# THE PROBLEM
Scan the lines below for the word "Sell". Copy each line you find it in.

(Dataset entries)
● ● ●

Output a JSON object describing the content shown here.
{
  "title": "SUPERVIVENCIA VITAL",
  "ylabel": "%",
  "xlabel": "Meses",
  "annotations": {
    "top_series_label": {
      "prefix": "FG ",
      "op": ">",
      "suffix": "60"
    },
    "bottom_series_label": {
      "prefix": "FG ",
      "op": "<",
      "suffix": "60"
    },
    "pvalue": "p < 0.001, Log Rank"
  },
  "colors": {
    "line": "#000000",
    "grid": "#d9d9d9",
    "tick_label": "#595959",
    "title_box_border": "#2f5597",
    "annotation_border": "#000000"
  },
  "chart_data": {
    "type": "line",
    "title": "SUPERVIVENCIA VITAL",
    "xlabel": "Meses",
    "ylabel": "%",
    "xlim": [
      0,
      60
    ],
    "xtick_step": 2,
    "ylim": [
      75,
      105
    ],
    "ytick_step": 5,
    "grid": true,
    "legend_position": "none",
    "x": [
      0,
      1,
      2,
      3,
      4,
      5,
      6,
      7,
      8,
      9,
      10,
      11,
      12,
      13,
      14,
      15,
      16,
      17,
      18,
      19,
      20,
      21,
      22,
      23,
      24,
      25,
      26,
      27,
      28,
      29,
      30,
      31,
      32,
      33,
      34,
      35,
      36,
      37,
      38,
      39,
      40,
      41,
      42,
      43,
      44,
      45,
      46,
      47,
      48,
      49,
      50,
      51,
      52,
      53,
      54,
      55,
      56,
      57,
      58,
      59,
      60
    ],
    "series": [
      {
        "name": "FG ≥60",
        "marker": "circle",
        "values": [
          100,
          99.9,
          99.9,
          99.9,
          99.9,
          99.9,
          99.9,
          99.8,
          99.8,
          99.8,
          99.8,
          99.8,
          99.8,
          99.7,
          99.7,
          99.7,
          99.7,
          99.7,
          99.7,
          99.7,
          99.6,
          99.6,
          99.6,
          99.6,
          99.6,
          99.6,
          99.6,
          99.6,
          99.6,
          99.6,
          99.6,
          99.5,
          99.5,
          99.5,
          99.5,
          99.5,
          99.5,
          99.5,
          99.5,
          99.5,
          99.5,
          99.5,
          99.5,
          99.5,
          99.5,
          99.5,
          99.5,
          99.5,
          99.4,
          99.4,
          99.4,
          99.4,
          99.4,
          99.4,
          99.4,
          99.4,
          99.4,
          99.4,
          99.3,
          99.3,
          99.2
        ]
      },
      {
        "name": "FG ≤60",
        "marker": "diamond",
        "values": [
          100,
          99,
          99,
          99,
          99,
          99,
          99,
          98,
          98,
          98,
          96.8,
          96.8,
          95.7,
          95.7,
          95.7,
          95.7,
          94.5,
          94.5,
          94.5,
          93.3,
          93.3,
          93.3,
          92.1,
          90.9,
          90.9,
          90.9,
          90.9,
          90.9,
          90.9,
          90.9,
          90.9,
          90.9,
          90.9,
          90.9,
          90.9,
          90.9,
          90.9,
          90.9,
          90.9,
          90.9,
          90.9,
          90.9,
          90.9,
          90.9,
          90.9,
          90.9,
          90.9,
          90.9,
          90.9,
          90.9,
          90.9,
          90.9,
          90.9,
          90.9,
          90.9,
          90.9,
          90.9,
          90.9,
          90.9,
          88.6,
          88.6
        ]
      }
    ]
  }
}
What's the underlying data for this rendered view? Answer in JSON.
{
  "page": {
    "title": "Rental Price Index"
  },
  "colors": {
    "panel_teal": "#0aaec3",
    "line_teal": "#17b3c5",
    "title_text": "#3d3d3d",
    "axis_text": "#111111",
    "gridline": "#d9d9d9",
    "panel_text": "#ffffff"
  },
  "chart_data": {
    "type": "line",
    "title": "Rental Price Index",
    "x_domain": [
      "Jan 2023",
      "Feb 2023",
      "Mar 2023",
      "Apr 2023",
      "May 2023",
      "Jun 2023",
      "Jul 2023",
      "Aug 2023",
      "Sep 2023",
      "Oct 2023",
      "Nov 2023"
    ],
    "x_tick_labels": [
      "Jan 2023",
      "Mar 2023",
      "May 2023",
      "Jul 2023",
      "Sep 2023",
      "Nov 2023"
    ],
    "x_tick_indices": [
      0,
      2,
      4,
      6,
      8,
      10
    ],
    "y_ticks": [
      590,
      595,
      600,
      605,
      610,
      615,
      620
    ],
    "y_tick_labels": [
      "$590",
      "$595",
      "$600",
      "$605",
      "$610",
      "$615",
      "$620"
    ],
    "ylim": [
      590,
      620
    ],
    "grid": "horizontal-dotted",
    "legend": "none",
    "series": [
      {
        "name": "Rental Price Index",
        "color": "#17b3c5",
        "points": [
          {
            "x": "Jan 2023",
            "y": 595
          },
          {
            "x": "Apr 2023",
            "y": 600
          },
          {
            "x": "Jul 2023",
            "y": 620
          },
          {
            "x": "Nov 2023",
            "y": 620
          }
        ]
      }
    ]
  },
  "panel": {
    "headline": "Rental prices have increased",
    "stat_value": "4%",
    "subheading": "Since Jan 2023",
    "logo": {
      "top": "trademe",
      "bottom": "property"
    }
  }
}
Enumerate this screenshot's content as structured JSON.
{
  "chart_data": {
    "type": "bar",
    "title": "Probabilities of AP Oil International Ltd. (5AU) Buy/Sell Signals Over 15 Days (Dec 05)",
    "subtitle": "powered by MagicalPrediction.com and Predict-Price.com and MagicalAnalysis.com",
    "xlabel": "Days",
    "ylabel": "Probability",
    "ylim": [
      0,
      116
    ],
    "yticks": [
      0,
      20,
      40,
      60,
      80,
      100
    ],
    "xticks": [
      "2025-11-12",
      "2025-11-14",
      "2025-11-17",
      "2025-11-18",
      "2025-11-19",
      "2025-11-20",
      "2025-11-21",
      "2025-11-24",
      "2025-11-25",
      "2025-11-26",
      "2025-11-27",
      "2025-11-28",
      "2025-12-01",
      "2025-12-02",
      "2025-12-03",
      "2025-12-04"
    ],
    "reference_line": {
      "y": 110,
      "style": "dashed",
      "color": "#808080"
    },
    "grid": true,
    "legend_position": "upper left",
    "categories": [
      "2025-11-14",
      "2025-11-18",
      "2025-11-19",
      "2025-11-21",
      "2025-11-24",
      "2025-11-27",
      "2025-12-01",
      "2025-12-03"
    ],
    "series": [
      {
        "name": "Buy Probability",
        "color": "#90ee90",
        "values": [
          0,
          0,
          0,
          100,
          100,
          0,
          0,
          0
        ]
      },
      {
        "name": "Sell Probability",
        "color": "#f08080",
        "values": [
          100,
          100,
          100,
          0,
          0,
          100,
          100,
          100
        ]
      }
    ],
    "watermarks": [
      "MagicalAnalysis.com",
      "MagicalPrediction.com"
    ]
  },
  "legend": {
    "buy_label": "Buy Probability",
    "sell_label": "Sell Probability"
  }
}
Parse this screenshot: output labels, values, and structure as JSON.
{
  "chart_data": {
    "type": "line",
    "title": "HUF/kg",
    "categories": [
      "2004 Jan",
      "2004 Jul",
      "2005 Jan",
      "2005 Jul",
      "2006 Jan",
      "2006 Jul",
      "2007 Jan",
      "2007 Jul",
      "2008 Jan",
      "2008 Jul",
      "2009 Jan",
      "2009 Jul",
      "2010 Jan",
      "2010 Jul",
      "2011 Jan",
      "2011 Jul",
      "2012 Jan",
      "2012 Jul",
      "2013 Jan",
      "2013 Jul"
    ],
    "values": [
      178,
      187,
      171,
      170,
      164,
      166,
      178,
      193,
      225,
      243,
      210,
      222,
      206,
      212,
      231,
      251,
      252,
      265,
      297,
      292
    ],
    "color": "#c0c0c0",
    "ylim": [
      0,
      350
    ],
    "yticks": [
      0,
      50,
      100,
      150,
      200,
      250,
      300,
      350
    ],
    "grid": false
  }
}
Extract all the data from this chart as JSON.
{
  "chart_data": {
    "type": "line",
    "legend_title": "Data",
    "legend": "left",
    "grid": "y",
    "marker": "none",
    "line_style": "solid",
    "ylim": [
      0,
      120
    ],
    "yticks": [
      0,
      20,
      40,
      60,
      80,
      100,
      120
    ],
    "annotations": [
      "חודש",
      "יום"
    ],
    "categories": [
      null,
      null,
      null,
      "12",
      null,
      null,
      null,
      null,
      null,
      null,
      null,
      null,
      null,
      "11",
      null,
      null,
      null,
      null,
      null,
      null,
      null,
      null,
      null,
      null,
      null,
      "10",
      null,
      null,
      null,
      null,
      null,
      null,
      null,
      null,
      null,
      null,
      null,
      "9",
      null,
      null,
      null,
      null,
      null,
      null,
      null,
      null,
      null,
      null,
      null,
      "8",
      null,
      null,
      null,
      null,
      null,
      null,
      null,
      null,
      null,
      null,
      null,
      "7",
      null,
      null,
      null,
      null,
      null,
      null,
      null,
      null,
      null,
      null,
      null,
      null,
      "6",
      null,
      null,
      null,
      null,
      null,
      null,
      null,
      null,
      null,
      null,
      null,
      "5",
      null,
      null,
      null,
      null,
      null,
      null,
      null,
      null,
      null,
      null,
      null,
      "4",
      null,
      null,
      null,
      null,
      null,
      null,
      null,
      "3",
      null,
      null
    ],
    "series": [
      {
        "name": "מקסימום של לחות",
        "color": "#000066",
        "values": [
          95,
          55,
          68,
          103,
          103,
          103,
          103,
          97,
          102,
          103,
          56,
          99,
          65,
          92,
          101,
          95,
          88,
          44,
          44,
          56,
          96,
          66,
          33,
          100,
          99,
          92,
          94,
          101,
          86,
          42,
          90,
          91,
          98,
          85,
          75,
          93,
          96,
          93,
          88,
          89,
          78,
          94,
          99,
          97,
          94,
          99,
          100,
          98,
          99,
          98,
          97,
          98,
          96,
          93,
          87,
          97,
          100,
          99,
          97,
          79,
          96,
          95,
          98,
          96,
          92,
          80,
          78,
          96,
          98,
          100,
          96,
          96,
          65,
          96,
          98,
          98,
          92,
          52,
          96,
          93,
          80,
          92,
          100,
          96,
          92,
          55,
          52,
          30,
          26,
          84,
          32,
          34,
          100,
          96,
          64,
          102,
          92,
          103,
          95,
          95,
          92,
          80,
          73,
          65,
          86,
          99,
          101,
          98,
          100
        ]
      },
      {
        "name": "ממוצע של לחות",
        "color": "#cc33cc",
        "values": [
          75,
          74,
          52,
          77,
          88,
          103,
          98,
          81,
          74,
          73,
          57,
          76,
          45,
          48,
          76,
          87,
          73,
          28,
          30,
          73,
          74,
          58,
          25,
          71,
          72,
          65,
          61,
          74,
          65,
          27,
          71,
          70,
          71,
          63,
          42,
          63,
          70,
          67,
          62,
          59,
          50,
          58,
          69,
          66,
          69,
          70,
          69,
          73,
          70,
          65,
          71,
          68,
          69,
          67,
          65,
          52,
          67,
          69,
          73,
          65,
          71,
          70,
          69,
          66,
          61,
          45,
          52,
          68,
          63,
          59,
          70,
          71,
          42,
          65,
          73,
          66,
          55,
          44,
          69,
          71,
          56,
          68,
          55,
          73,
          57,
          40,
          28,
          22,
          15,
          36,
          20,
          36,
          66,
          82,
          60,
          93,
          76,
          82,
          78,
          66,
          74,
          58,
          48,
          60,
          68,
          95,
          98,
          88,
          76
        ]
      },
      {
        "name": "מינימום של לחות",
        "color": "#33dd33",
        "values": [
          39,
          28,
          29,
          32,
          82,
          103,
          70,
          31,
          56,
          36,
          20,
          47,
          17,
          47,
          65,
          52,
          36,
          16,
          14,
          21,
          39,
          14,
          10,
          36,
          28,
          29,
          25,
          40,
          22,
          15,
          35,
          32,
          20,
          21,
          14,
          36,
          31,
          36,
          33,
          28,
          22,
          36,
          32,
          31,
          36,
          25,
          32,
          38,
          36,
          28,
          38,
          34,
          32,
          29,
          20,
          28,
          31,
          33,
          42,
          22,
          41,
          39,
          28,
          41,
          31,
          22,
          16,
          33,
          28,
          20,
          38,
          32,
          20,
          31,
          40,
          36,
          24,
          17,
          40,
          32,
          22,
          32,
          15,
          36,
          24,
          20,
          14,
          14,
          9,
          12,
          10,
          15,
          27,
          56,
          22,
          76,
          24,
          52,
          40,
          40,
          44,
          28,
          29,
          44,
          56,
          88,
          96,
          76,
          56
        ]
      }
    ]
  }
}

● ● ●

# RESPONSE BELOW
    "title": "Probabilities of AP Oil International Ltd. (5AU) Buy/Sell Signals Over 15 Days (Dec 05)",
        "name": "Sell Probability",
    "sell_label": "Sell Probability"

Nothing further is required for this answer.